Task statement: Report the number of lines containing "NewExpression", with no other words.
— begin Stored data —
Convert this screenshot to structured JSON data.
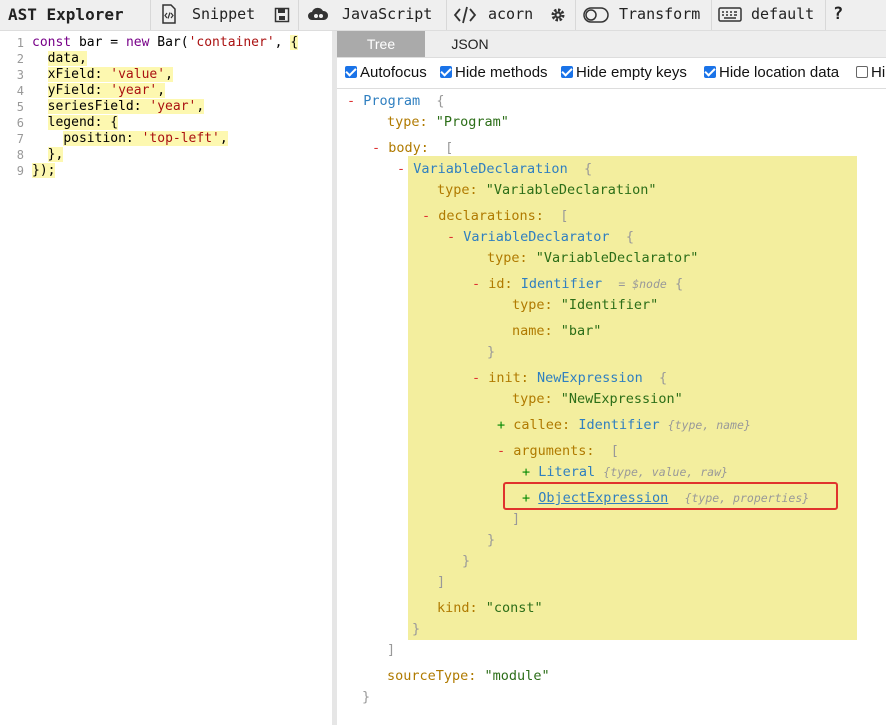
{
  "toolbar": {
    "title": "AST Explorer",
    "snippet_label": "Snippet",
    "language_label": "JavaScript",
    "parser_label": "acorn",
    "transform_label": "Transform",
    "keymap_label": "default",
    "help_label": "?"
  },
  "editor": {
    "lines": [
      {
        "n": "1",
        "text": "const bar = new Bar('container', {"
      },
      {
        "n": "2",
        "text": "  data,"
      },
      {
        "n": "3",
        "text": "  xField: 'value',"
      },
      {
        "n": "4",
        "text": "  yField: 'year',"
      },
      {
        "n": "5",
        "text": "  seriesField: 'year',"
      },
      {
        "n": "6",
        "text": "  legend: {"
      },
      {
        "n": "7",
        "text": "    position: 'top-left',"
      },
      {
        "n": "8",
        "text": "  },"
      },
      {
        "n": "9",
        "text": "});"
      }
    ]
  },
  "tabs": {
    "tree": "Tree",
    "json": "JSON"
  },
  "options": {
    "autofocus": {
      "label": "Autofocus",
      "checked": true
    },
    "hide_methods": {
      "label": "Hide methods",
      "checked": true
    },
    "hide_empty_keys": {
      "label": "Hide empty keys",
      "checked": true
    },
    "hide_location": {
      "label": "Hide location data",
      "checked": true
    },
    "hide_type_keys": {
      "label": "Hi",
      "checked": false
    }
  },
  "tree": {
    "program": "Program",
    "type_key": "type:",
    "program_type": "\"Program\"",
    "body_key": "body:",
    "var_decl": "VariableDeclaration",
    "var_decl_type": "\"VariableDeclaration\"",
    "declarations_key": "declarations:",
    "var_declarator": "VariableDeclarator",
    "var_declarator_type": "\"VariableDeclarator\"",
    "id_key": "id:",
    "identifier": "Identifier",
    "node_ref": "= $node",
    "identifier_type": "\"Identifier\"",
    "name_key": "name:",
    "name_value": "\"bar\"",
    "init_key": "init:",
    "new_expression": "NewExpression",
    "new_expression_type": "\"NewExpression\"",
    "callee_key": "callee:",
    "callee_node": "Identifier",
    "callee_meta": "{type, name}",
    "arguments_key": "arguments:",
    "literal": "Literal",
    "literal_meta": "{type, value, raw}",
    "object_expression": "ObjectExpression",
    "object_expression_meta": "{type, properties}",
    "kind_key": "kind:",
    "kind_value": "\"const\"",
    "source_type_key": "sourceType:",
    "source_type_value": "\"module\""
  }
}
— end Stored data —
— begin Stored data —
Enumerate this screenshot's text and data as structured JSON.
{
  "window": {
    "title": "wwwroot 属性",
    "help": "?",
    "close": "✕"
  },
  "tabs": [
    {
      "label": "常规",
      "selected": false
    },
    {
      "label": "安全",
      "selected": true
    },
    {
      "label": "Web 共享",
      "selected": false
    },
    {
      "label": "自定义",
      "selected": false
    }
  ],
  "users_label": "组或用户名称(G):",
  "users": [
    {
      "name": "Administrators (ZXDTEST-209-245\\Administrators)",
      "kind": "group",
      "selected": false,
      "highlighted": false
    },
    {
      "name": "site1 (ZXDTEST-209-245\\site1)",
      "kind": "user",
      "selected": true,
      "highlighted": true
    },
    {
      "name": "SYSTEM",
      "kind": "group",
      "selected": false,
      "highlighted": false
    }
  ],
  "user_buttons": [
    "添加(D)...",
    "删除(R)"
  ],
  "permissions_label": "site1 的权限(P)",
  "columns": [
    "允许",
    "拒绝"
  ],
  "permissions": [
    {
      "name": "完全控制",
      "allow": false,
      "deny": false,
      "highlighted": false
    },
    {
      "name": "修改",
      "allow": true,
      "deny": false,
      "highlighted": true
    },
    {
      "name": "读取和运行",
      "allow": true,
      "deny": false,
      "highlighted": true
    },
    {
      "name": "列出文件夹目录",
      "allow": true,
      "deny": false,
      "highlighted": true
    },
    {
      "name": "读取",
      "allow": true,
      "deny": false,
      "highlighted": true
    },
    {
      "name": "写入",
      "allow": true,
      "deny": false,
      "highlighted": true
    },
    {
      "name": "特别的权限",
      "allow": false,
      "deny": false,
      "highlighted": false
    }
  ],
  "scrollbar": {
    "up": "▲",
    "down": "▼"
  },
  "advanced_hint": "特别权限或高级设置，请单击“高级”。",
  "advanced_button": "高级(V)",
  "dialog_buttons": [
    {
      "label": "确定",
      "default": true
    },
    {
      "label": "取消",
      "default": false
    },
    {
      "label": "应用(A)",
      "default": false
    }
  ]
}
— end Stored data —
Result below: 2